» **MATERIAL FOR THIS TASK**:
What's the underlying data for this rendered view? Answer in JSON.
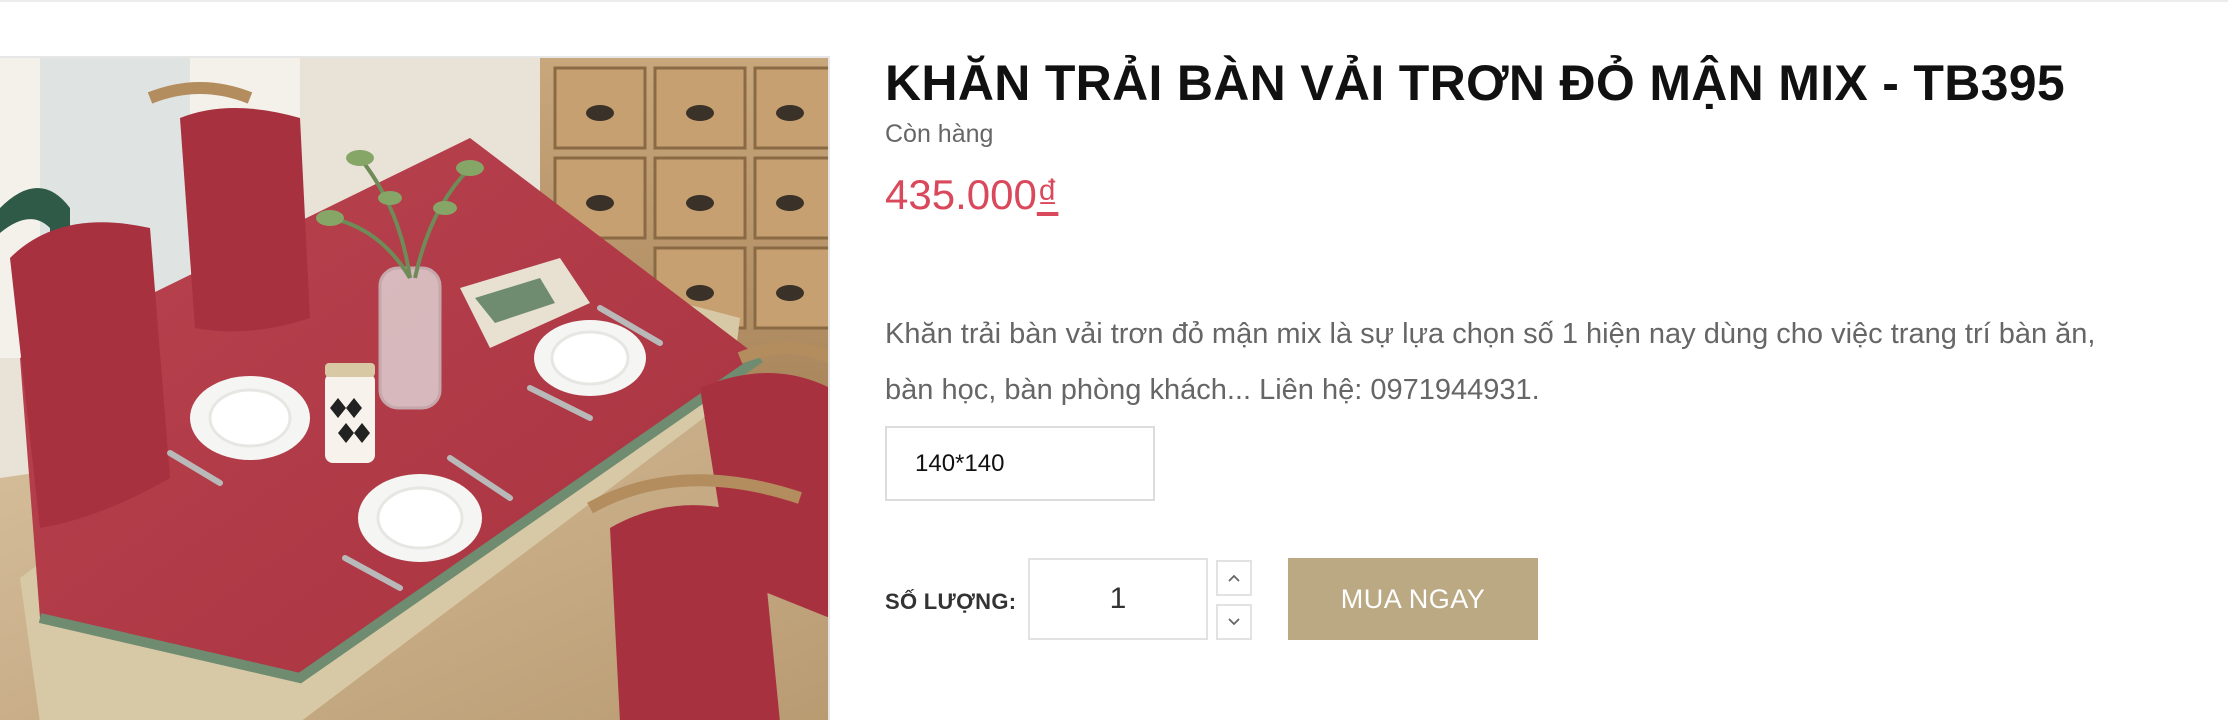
{
  "product": {
    "title": "KHĂN TRẢI BÀN VẢI TRƠN ĐỎ MẬN MIX - TB395",
    "stock_status": "Còn hàng",
    "price_amount": "435.000",
    "price_currency": "₫",
    "description": "Khăn trải bàn vải trơn đỏ mận mix là sự lựa chọn số 1 hiện nay dùng cho việc trang trí bàn ăn, bàn học, bàn phòng khách... Liên hệ: 0971944931.",
    "image_name": "red-tablecloth-photo"
  },
  "variant": {
    "selected": "140*140"
  },
  "quantity": {
    "label": "SỐ LƯỢNG:",
    "value": "1",
    "up_icon": "chevron-up-icon",
    "down_icon": "chevron-down-icon"
  },
  "buy_button": {
    "label": "MUA NGAY"
  },
  "colors": {
    "price": "#d9485b",
    "buy_button_bg": "#bba984",
    "tablecloth": "#b03a48"
  }
}
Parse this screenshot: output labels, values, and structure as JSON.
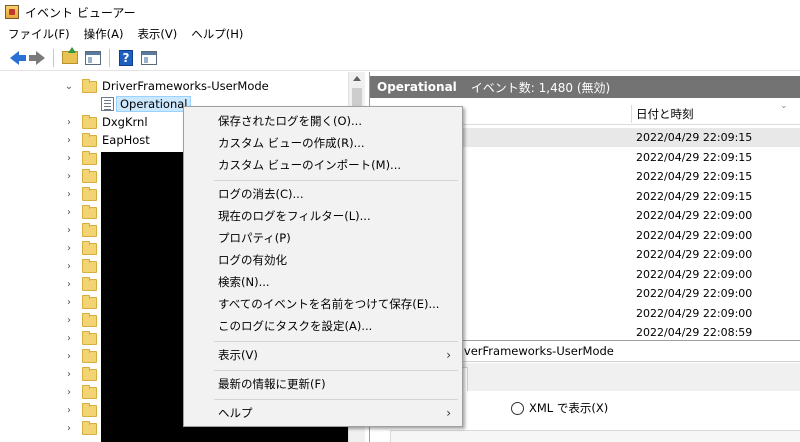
{
  "window": {
    "title": "イベント ビューアー"
  },
  "menubar": {
    "items": [
      "ファイル(F)",
      "操作(A)",
      "表示(V)",
      "ヘルプ(H)"
    ]
  },
  "tree": {
    "items": [
      {
        "label": "DriverFrameworks-UserMode",
        "expanded": true
      },
      {
        "label": "Operational",
        "selected": true
      },
      {
        "label": "DxgKrnl"
      },
      {
        "label": "EapHost"
      }
    ]
  },
  "right_pane": {
    "header_title": "Operational",
    "header_count": "イベント数: 1,480 (無効)",
    "column_date": "日付と時刻",
    "rows": [
      "2022/04/29 22:09:15",
      "2022/04/29 22:09:15",
      "2022/04/29 22:09:15",
      "2022/04/29 22:09:15",
      "2022/04/29 22:09:00",
      "2022/04/29 22:09:00",
      "2022/04/29 22:09:00",
      "2022/04/29 22:09:00",
      "2022/04/29 22:09:00",
      "2022/04/29 22:09:00",
      "2022/04/29 22:08:59"
    ],
    "detail_title": "riverFrameworks-UserMode",
    "xml_radio_label": "XML で表示(X)"
  },
  "context_menu": {
    "items": [
      "保存されたログを開く(O)...",
      "カスタム ビューの作成(R)...",
      "カスタム ビューのインポート(M)...",
      "ログの消去(C)...",
      "現在のログをフィルター(L)...",
      "プロパティ(P)",
      "ログの有効化",
      "検索(N)...",
      "すべてのイベントを名前をつけて保存(E)...",
      "このログにタスクを設定(A)...",
      "表示(V)",
      "最新の情報に更新(F)",
      "ヘルプ"
    ]
  },
  "icons": {
    "back": "back-arrow-icon",
    "forward": "forward-arrow-icon",
    "up": "folder-up-icon",
    "show_hide": "show-hide-pane-icon",
    "help": "help-icon",
    "action_pane": "action-pane-icon",
    "submenu": "chevron-right-icon"
  },
  "colors": {
    "header_bg": "#737373",
    "selection": "#cce8ff",
    "menu_bg": "#f2f2f2",
    "accent": "#2a6fd6"
  }
}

» **PROBLEM TO SOLVE**: Look for lines containing the string "UserMode" and copy them all.

» **ANSWER BELOW**:
        "label": "DriverFrameworks-UserMode",
    "detail_title": "riverFrameworks-UserMode",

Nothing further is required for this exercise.